• EXERCISE DESCRIPTION: Locate the string "зацепа" in the listing below. Copy every line where it is found.

[Records from a data source]

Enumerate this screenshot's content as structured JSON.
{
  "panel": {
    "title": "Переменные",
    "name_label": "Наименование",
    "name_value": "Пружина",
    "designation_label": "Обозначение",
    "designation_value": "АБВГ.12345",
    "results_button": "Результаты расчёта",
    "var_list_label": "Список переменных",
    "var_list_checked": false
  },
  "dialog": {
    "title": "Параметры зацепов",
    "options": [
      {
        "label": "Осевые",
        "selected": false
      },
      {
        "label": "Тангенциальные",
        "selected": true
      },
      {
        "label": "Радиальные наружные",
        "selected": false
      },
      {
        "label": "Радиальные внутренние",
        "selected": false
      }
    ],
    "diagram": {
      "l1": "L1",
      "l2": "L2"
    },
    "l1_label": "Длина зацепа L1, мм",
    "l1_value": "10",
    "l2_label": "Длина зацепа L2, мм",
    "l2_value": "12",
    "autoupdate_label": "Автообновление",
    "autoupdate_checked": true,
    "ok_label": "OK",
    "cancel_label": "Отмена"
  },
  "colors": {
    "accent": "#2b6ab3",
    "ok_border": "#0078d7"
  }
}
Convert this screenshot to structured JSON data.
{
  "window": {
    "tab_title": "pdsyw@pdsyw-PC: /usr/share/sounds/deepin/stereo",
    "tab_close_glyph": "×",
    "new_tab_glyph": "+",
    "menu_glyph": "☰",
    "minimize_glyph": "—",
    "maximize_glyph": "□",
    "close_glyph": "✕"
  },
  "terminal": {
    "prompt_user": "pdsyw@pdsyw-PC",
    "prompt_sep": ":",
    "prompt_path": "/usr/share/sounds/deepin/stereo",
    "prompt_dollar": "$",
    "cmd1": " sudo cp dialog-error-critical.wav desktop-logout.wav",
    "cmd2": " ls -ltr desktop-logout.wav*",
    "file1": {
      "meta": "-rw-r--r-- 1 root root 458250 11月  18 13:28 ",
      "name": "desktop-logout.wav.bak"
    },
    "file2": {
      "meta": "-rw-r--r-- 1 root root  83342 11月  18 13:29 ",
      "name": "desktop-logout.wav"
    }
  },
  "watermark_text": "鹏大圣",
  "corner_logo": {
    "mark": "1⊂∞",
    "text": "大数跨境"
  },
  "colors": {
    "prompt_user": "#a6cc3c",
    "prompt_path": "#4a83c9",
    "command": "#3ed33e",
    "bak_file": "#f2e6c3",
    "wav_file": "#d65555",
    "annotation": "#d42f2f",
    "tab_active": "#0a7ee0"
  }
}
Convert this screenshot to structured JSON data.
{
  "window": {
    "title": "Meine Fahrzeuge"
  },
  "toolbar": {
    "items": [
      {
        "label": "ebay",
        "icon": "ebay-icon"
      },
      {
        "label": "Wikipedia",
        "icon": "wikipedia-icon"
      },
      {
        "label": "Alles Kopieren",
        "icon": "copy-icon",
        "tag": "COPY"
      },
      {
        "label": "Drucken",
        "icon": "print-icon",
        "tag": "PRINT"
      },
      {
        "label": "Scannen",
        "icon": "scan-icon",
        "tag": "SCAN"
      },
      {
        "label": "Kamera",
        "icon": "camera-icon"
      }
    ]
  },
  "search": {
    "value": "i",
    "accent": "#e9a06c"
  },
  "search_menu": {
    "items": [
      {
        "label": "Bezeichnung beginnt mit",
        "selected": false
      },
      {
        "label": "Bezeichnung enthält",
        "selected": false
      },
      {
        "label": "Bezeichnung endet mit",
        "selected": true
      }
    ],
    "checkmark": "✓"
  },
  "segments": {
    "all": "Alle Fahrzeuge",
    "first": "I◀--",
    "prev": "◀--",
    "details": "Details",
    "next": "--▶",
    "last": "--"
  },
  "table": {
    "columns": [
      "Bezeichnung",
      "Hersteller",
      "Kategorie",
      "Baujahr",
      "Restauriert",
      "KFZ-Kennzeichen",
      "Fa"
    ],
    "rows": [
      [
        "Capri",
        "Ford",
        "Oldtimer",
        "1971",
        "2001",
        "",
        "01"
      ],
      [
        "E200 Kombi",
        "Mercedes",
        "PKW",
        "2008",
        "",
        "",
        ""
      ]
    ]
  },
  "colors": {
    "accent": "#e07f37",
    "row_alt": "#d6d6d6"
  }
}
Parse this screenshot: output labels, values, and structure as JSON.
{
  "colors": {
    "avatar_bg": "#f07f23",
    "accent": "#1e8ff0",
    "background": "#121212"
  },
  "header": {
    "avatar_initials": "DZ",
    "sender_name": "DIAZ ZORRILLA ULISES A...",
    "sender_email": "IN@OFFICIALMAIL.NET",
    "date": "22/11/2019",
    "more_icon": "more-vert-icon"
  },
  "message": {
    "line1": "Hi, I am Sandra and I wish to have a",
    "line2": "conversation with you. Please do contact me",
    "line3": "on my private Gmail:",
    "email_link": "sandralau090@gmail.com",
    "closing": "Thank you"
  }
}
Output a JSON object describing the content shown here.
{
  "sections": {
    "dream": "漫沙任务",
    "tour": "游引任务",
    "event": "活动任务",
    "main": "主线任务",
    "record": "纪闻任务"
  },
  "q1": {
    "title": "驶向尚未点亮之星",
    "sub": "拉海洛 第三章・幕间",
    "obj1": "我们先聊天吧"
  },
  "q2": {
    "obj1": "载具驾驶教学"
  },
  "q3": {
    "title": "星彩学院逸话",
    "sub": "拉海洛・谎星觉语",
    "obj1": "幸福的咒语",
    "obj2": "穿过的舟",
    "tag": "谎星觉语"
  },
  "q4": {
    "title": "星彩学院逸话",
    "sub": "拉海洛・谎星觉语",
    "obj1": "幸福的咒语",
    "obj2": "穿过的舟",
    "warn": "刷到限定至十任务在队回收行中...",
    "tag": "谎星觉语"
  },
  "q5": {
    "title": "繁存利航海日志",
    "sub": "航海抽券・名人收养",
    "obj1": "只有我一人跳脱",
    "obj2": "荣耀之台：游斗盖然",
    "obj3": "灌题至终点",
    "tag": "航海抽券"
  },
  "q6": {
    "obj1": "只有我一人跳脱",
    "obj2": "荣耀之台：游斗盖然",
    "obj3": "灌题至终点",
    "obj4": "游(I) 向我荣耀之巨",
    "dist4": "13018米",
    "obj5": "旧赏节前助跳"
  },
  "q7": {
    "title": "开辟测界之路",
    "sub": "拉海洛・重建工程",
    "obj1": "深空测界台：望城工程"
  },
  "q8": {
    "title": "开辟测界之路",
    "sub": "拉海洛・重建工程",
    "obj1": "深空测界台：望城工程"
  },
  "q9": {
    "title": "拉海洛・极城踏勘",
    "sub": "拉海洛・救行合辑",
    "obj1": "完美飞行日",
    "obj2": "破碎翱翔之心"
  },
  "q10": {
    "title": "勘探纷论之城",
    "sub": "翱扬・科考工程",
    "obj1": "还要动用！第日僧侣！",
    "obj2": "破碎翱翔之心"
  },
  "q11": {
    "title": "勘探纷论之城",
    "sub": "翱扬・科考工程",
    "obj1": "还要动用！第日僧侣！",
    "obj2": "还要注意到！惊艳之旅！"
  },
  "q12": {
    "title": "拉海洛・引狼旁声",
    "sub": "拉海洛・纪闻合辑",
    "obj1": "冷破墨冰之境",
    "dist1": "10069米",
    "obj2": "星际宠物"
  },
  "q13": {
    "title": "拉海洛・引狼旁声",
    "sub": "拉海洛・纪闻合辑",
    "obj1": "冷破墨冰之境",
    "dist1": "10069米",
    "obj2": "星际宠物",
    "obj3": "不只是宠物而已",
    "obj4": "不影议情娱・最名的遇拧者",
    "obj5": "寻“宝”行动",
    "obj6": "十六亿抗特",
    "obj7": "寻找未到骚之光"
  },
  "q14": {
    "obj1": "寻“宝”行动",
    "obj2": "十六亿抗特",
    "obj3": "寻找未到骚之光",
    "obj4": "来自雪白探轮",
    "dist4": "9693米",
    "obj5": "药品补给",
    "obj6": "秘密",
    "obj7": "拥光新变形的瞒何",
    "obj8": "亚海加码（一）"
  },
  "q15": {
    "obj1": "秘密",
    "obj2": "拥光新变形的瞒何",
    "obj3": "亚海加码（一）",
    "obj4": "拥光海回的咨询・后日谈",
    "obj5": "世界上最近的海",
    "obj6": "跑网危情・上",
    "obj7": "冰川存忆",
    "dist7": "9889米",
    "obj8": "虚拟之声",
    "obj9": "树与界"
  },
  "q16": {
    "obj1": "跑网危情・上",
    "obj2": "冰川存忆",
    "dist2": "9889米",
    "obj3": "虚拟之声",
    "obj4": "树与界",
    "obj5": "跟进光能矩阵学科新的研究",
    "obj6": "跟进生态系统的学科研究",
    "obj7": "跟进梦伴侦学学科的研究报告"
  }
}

• REPLY:
    "l1_label": "Длина зацепа L1, мм",
    "l2_label": "Длина зацепа L2, мм",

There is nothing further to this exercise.